▶ [SHORT PROBLEM]
Select and copy out every line in the records containing "conference".

▶ [RECORDS FOR THIS EXERCISE]
— Begin —

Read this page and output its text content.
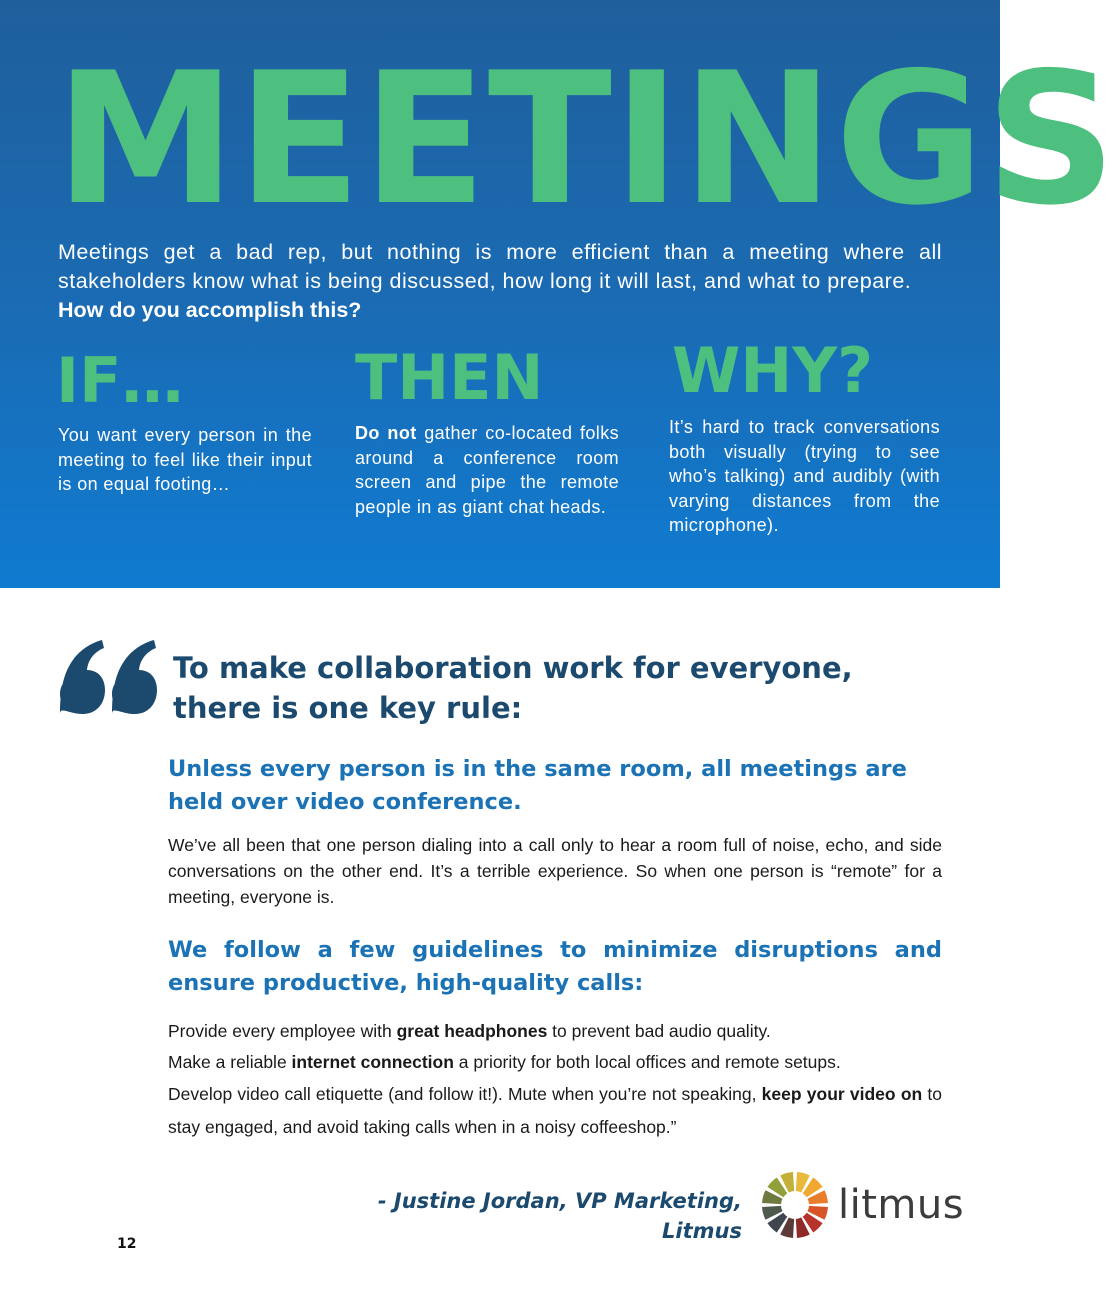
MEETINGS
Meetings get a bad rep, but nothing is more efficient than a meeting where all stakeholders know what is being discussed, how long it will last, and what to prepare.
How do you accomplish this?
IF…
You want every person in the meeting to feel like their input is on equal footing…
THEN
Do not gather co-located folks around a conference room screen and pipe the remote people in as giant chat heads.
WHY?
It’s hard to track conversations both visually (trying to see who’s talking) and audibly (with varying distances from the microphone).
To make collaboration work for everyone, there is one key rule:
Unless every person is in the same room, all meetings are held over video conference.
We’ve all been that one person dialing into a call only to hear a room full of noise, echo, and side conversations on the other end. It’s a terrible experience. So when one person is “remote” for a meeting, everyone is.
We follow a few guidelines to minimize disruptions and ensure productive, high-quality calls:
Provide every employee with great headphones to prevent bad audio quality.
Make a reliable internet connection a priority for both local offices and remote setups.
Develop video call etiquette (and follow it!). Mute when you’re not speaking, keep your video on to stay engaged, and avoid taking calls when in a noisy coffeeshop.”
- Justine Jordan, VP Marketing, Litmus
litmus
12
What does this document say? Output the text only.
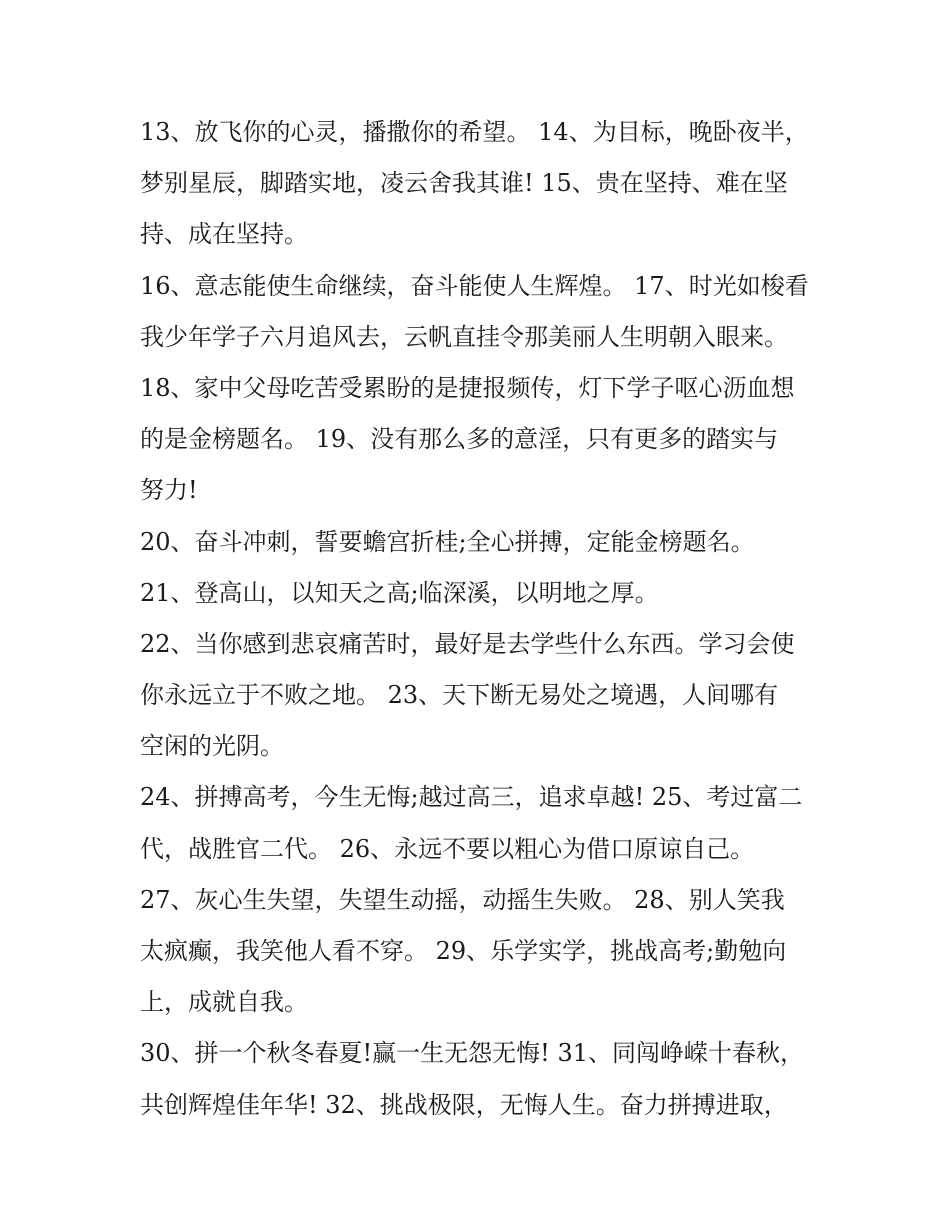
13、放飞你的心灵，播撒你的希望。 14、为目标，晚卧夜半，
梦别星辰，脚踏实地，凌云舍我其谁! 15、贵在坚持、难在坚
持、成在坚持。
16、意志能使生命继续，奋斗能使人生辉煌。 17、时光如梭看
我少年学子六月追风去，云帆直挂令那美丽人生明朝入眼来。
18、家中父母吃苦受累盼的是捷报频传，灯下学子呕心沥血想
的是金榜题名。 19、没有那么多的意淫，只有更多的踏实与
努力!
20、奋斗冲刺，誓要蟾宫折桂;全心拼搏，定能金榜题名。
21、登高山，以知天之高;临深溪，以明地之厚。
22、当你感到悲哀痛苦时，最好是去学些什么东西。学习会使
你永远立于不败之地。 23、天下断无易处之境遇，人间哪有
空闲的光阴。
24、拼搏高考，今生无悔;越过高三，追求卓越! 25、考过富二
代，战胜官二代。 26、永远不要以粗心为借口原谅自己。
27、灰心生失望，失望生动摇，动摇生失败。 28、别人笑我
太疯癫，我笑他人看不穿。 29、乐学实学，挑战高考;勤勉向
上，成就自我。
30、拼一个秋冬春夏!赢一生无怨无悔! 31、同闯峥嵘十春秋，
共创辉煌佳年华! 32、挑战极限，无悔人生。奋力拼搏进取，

— End —

▶ [FINAL RESULT]
Do not gather co-located folks around a conference room screen and pipe the remote people in as giant chat heads.
Unless every person is in the same room, all meetings are held over video conference.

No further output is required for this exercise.